**DIRECTION 1:** Retype the vesselfinder scraping notebook word for word, starting with "from bs4 import" and going on through "urllib.request.Request(base_url, None, headers)".
**DIRECTION 2:** Continue the vesselfinder scraping notebook from the point where it stops.

**TEXT SECTION:**
# # # # # # #

# Scraping data from vesselfinder

## Get all XHR requests

In [None]:
import asyncio
from playwright.async_api import async_playwright
import re
import requests

In [None]:
async with async_playwright() as p:
 browser = await p.chromium.launch(executable_path='/Applications/Google Chrome.app/Contents/MacOS/Google Chrome')
 page    = await browser.new_page()

 # Enable network interception
 await page.route('**/*', lambda route, request: route.continue_())

 # Set up an event listener for XHR requests
 xhr_requests = []
 page.on('request', lambda request: xhr_requests.append(request))

 # Navigate to the web page
 await page.goto('https://www.marinetraffic.com/en/ais/home/centerx:-17.9/centery:22.8/zoom:2')

 # Wait for XHR requests to complete (you can customize this part)
 await page.wait_for_timeout(5000)  # Wait for 5 seconds (adjust as needed)

 # Print a list of XHR request URLs
 for request in xhr_requests:
     print(request.url)

 await browser.close()

In [None]:
def get_AIS_XHR(XHRs: list) -> list:

 url_pattern = re.compile(re.escape('/get_data_json_4/z:2/X:') + r'\d+/Y:' + r'\d+/station:0')

 ais = []
 for request in XHRs:
  if url_pattern.search(request.url):
   ais.append(request.url)

 return ais

In [None]:
ais = get_AIS_XHR(xhr_requests)

In [None]:
headers = {
 'User-Agent': 'Mozilla/5.0 (X11; Linux x86_64) AppleWebKit/537.11 (KHTML, like Gecko) \
                Chrome/91.0.4472.124 \
                Safari/537.11',
 'Accept': 'text/html,application/xhtml+xml,application/xml;q=0.9,*/*;q=0.8',
 'Accept-Charset': 'ISO-8859-1,utf-8;q=0.7,*;q=0.3',
 'Accept-Encoding': 'none',
 'Accept-Language': 'en-US,en;q=0.8',
 'Connection': 'keep-alive'
}

session = requests.Session()
response = session.get(ais[0], params=None, headers=headers)
response.raise_for_status()

In [None]:
response.json()['data']

## Static Content Utilities

In [None]:
import urllib.request
import os, bs4
import pandas as pd

from bs4 import BeautifulSoup
# locale.setlocale(locale.LC_ALL, 'es_ES') #as we need to deal with names of monthes later on.

In [None]:
def get_static_content(base_url: str, headers: dict):

 req = urllib.request.Request(base_url, None, headers)

 with urllib.request.urlopen(req) as response:
  page_content = response.read()

 parsed_html = BeautifulSoup(page_content, 'html.parser')

 return (
  parsed_html.find_all("h2", class_=['bar']),
  parsed_html.find_all("table", class_=['aparams','tparams'])
 )

# # # # # # #

**STORED DATA:**
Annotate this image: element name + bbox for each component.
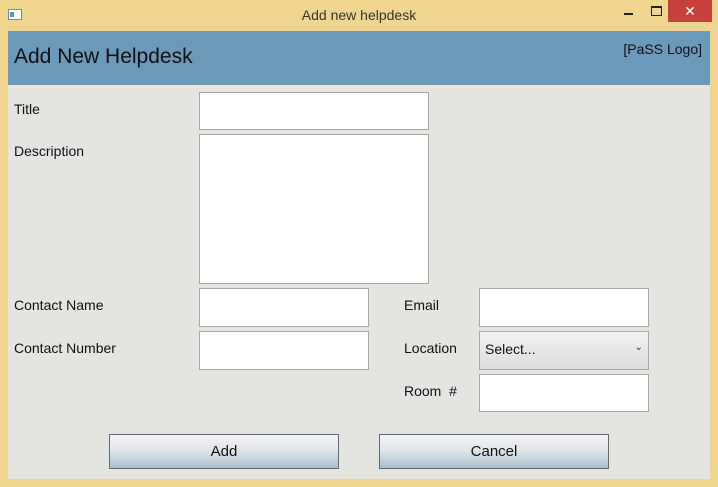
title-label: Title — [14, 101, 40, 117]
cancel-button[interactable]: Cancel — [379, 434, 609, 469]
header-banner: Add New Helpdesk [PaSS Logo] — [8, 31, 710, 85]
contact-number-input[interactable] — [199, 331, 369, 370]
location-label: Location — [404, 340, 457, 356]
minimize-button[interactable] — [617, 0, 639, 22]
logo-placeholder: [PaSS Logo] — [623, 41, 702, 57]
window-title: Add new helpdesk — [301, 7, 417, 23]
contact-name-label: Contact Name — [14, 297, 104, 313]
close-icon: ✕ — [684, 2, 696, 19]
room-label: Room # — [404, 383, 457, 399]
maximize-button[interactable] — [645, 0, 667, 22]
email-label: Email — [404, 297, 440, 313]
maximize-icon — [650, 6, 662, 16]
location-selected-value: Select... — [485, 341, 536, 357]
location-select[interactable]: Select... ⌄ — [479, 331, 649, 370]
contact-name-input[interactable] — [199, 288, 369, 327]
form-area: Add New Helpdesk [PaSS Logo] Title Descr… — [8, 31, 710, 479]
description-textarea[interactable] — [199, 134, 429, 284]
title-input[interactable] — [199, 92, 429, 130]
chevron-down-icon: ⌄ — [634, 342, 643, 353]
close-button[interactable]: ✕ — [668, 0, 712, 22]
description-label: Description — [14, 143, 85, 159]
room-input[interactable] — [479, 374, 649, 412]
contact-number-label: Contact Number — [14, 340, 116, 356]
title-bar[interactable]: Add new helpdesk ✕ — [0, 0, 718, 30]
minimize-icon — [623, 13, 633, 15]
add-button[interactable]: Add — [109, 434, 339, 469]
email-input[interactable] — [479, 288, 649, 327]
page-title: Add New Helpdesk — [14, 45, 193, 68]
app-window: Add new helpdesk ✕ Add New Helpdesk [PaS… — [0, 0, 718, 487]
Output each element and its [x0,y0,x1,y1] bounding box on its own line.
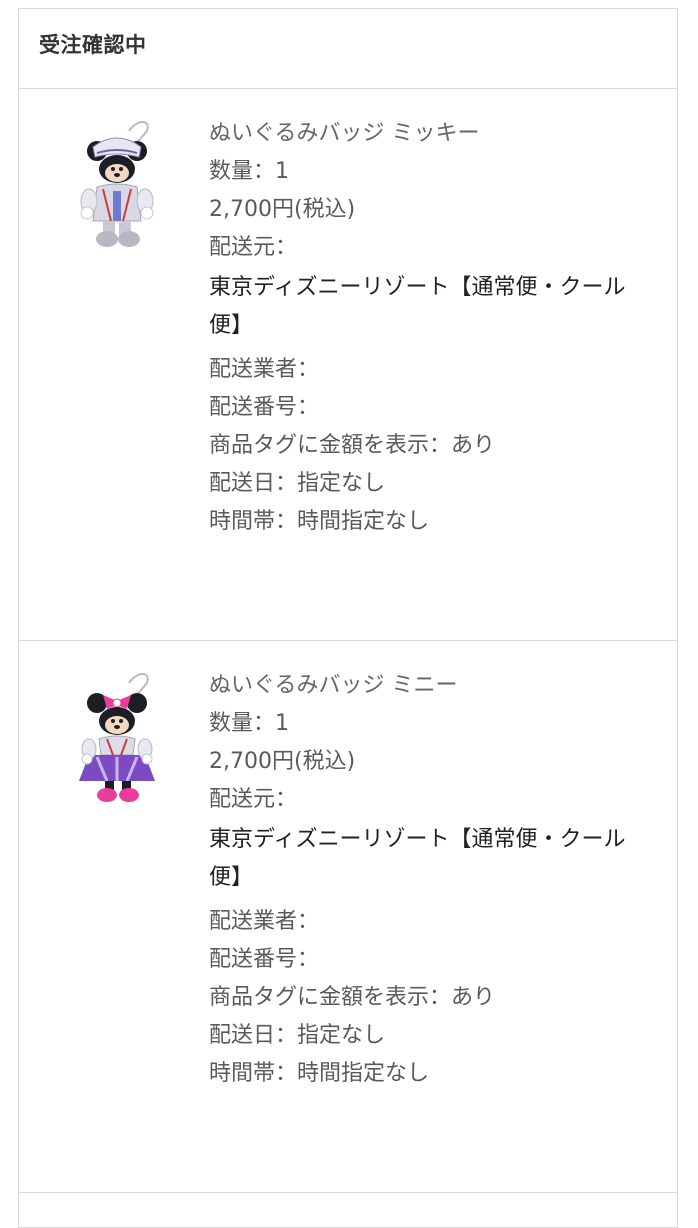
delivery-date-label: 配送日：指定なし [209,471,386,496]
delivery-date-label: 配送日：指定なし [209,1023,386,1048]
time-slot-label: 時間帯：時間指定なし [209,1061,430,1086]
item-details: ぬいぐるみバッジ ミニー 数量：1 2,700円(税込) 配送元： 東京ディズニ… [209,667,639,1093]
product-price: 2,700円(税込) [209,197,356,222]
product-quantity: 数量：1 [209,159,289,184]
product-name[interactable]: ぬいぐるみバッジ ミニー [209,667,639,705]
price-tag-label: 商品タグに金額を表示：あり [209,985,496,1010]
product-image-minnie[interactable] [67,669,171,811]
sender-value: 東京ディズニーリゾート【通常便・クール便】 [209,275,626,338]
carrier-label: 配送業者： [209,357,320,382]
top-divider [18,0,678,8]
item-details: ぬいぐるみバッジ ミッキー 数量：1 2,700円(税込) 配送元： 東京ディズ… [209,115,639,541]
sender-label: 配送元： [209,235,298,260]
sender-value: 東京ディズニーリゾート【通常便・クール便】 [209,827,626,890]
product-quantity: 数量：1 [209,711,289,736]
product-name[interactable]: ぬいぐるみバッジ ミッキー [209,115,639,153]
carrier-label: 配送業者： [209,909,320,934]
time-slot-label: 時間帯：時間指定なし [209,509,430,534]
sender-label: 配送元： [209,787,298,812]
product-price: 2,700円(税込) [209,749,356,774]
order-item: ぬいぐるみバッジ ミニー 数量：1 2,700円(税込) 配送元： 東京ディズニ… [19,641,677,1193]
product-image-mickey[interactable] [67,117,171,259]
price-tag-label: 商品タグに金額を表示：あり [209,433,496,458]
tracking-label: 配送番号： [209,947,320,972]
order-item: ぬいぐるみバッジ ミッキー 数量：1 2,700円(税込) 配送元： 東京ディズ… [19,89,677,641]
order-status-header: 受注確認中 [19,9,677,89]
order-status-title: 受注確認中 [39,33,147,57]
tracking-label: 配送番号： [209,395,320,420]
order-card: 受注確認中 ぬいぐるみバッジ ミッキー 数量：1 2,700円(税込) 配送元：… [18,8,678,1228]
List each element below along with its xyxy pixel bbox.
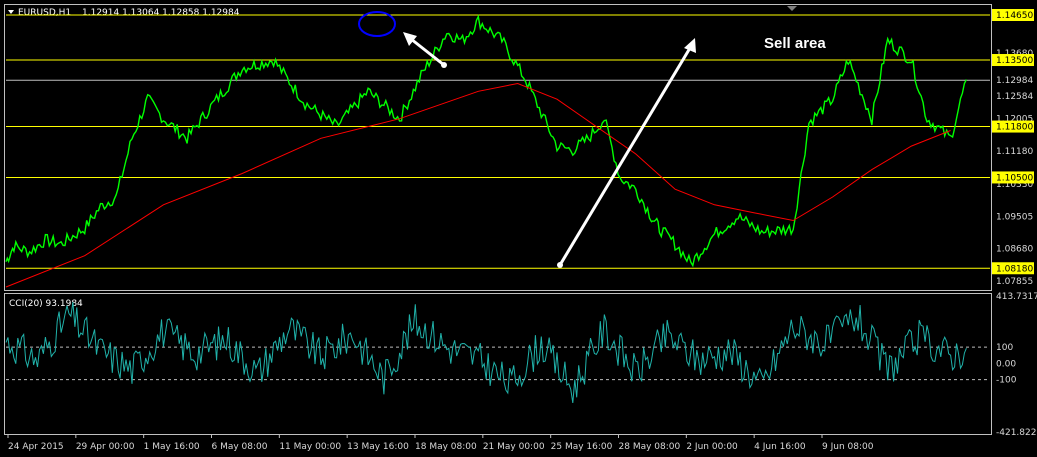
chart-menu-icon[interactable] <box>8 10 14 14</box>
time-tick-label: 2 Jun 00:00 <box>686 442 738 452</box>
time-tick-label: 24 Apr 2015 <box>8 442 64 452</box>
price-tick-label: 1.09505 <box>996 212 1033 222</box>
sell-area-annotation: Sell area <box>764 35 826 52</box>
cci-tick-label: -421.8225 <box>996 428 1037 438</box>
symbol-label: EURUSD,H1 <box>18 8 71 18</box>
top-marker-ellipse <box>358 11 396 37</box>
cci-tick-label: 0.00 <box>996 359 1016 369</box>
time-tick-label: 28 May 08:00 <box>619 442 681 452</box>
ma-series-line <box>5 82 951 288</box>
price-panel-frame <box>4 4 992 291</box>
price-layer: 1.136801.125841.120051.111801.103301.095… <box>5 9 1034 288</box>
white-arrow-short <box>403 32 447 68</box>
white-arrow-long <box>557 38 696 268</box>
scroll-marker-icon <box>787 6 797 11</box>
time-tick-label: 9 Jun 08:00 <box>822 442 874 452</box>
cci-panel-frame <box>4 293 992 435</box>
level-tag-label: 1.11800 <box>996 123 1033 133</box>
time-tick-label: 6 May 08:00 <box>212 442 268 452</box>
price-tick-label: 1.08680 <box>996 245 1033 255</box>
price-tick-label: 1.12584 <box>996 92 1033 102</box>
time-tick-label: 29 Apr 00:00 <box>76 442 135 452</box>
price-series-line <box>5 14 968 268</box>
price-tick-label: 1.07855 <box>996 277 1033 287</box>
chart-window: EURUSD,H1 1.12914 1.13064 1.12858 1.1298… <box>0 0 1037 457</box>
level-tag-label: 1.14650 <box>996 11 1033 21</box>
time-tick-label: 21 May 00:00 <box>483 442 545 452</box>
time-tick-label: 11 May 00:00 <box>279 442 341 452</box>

# # # # # # #

**TASK RESULT 1:**
from bs4 import BeautifulSoup
# locale.setlocale(locale.LC_ALL, 'es_ES') #as we need to deal with names of monthes later on.

In [None]:
def get_static_content(base_url: str, headers: dict):

 req = urllib.request.Request(base_url, None, headers)

**TASK RESULT 2:**
def scrape_static_table(titles: bs4.element.ResultSet, tables: bs4.element.ResultSet, idx:list = [0,3,3]) -> dict:

 D = {}

 for j, table in enumerate(tables[:3]):
  tbx = titles[idx[j]].text.strip()
  D[tbx] = {}

  for row in table.find_all('tr'):
   columns = row.find_all('td')
   key   = columns[0].text.strip()
   value = columns[1].text.strip()
   D[tbx][key] = value

 return D

def get_vesselfinder_static(IMOs: list, headers: dict=None, limit: int=10) -> dict:

 vf_details = {}
 exceptions = {}

 for j, IMO in enumerate(IMOs[:limit]):
  base_url = f"https://www.vesselfinder.com/en/vessels/details/{IMO}"

  try:
   static_content = get_static_content(base_url, headers)
   vf_details[IMO] = scrape_static_table(*static_content)
  except Exception as e:
   print(f"An exception occurred for {IMO}: {e}")
   exceptions[IMO] = e

  print(f"{j+1} Vessels Completed", end='\r', flush=True)

 return vf_details, exceptions

## Initialization

In [None]:
headers = {
 'User-Agent': 'Mozilla/5.0 (X11; Linux x86_64) AppleWebKit/537.11 (KHTML, like Gecko) \
                Chrome/91.0.4472.124 \
                Safari/537.11',
 'Accept': 'text/html,application/xhtml+xml,application/xml;q=0.9,*/*;q=0.8',
 'Accept-Charset': 'ISO-8859-1,utf-8;q=0.7,*;q=0.3',
 'Accept-Encoding': 'none',
 'Accept-Language': 'en-US,en;q=0.8',
 'Connection': 'keep-alive'
}

data_path = os.path.join(os.getcwd(), "..", "data", "imo-vessel-codes.csv")
# Check if the file exists
if os.path.exists(data_path):
    # Read the CSV file into a DataFrame
    df = pd.read_csv(data_path)
else:
    print(f"The CSV file '{data_path}' does not exist.")

IMOs = list(df.imo.unique()) # There are multiple MMSI for an IMO

## Static Content Scraping

In [None]:
vf_details = get_vesselfinder_static(IMOs, headers)

## Dynamic Content Utilities

In [None]:
import requests
import json

In [None]:
def get_dynamic_table(api_url: str, headers: dict=None, params: dict=None) -> dict:
 response = session.get(api_url, params=params, headers=headers)
 response.raise_for_status()
 return response.json()

## Dynamic Content Scraping

In [None]:
MMSI = 228386800

api_url = f"https://www.vesselfinder.com/api/pub/pcext/v4/{MMSI}?d"

params = {}

response = session.get(api_url, params=params, headers=headers)
response.raise_for_status()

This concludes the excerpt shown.